══ EXERCISE DATA

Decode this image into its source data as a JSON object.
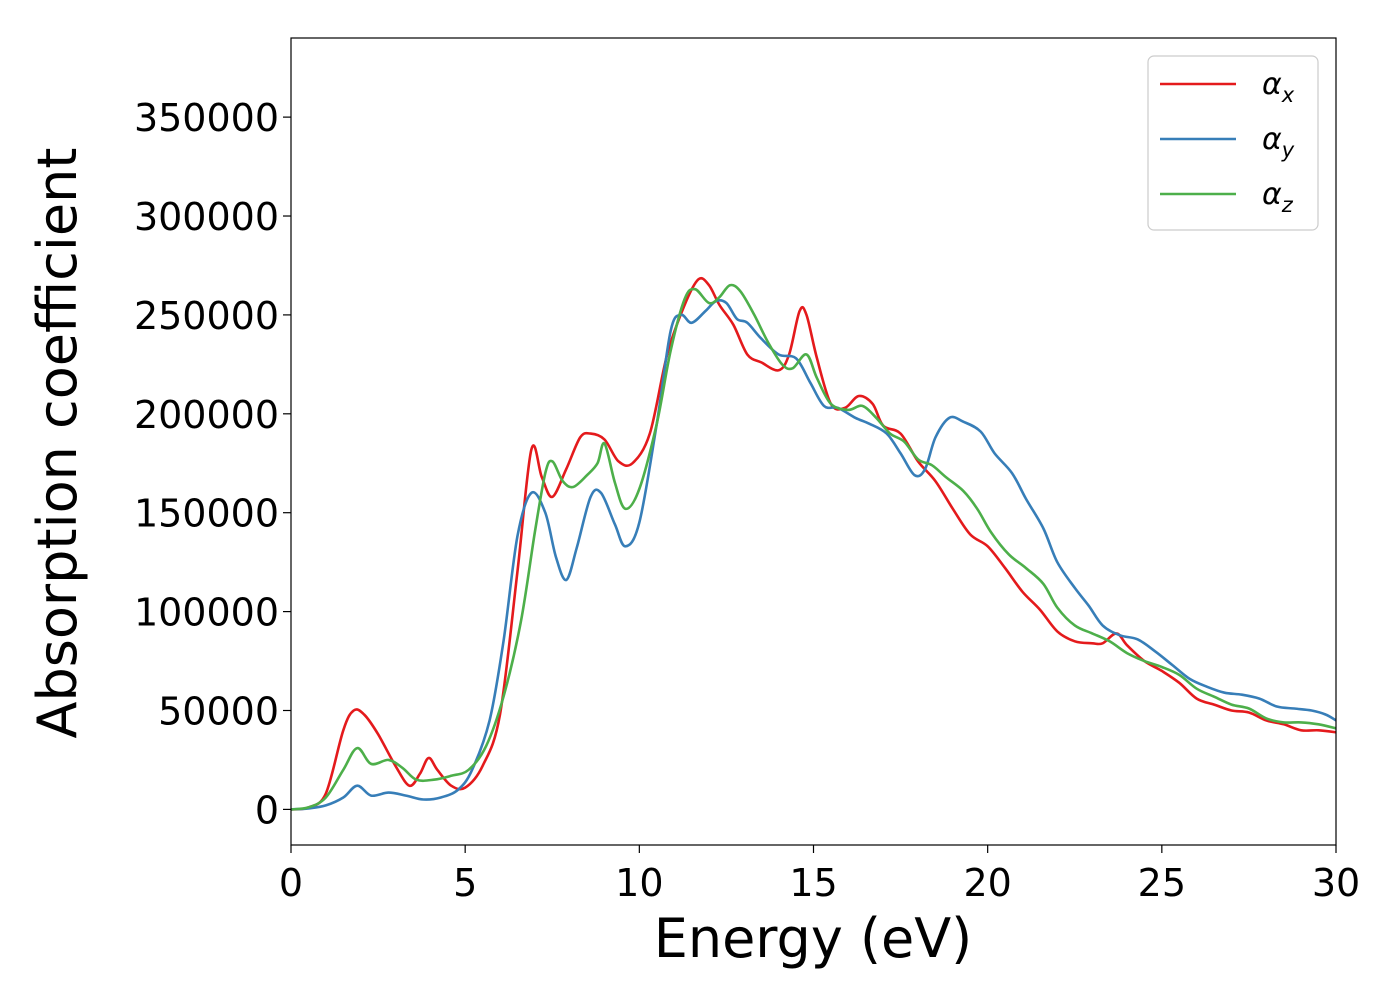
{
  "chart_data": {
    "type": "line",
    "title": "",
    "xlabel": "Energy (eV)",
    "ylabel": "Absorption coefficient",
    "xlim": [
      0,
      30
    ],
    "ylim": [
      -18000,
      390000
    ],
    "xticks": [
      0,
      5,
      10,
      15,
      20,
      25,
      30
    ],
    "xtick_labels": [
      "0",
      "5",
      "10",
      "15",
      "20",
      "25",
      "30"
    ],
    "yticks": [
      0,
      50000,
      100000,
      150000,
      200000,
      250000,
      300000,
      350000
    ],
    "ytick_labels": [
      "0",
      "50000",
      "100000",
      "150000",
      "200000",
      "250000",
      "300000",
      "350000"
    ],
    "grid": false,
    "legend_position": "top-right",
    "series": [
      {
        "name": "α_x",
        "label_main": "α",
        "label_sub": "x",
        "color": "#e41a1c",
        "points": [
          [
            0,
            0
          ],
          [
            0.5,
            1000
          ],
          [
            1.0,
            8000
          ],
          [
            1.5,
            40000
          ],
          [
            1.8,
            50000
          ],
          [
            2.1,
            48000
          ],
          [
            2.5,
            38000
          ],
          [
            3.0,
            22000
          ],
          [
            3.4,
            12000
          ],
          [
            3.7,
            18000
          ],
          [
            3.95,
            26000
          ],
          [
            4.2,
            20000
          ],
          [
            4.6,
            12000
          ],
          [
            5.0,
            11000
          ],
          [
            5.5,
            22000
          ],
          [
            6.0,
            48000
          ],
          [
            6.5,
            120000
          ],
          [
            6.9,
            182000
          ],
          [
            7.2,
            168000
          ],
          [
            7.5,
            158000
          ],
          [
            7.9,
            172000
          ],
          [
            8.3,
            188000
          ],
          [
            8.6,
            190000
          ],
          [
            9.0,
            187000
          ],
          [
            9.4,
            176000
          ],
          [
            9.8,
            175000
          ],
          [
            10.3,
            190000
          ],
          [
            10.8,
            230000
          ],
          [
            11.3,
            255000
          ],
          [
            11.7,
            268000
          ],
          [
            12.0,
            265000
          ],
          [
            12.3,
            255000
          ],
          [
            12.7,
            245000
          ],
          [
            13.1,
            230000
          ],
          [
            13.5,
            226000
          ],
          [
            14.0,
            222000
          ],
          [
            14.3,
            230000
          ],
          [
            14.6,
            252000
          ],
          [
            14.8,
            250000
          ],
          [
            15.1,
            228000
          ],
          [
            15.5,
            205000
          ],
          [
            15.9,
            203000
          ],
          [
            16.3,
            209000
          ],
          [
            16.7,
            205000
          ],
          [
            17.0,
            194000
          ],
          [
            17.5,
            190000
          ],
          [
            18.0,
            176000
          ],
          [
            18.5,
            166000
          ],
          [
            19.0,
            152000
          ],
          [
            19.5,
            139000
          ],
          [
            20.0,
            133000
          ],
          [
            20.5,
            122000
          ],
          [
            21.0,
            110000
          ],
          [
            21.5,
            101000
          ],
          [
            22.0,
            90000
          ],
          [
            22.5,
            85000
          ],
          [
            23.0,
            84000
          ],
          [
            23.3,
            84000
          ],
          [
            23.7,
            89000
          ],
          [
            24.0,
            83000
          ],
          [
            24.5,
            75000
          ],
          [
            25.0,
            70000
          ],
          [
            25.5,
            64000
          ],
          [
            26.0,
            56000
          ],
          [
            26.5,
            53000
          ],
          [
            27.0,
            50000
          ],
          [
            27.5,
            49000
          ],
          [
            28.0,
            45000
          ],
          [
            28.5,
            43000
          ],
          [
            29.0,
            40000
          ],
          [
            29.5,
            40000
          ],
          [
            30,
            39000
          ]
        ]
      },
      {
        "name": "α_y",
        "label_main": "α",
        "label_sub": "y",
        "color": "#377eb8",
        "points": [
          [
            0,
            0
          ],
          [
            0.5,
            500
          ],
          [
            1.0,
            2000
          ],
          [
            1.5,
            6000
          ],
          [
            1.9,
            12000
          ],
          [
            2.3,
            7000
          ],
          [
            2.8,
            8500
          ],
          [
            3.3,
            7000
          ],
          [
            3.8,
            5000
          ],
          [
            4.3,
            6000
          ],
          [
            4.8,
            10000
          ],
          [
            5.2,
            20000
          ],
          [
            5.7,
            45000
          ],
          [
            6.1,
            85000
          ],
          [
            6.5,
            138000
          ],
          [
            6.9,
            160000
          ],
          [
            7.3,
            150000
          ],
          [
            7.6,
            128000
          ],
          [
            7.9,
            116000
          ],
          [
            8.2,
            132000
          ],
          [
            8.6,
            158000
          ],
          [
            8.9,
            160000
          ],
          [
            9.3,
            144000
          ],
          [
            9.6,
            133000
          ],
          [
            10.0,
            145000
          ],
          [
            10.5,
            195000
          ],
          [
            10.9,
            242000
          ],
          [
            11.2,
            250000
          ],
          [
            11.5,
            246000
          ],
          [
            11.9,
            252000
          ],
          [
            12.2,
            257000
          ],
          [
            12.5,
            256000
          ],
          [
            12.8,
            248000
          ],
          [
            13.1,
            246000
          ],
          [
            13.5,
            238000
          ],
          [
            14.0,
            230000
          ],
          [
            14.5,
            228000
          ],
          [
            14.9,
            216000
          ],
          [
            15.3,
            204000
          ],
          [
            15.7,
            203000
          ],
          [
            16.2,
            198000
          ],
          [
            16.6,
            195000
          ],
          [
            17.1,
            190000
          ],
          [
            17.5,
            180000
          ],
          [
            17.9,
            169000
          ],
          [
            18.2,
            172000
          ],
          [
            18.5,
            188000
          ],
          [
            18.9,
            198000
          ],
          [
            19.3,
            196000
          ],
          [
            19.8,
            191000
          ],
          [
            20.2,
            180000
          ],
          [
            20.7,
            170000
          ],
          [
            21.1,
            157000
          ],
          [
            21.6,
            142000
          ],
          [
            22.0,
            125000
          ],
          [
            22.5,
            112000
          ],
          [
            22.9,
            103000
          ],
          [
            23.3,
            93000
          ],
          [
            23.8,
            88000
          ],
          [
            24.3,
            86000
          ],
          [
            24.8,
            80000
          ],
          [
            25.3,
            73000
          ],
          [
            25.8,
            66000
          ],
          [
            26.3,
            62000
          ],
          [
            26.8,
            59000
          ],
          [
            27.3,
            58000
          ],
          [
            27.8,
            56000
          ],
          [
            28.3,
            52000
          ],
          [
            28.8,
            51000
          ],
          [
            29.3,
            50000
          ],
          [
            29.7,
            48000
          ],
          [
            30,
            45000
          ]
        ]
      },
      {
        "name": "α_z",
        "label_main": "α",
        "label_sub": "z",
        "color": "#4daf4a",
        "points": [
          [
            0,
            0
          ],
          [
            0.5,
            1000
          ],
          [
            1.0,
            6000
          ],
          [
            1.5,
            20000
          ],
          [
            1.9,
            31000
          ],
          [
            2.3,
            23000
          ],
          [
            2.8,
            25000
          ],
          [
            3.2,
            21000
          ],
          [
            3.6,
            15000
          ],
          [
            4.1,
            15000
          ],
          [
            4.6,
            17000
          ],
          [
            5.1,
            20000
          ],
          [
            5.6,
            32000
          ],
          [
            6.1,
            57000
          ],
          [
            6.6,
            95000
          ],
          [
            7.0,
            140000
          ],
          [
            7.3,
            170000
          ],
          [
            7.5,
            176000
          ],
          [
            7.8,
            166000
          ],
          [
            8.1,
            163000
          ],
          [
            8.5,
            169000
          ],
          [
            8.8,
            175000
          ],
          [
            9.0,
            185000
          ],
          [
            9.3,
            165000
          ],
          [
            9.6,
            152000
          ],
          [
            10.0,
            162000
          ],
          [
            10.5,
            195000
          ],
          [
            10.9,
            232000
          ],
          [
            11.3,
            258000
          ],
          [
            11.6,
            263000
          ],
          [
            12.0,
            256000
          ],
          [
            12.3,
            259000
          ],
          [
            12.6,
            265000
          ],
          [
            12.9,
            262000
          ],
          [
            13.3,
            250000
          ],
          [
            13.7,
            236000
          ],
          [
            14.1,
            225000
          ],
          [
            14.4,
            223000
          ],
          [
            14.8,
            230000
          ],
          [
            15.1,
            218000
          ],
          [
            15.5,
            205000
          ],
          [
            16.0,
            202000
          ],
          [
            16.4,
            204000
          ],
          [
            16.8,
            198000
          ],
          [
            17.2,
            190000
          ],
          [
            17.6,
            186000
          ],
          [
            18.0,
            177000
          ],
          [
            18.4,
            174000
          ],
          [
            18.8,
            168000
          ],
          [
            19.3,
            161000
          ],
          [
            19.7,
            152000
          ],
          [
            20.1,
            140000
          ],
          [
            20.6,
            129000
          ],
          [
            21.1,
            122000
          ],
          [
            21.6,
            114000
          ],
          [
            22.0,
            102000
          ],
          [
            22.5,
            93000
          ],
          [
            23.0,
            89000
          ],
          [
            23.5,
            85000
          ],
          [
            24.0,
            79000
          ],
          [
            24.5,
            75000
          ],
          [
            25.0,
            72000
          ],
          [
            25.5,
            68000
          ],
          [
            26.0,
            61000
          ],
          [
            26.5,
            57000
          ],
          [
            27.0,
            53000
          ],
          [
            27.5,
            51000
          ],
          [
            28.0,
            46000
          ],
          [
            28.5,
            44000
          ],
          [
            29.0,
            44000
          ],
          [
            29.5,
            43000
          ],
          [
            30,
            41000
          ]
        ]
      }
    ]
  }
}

════

__TASK DETAILS__: Reply with the number of lines in the material above that contain "color", and nothing more.

__FULL RESPONSE__: 3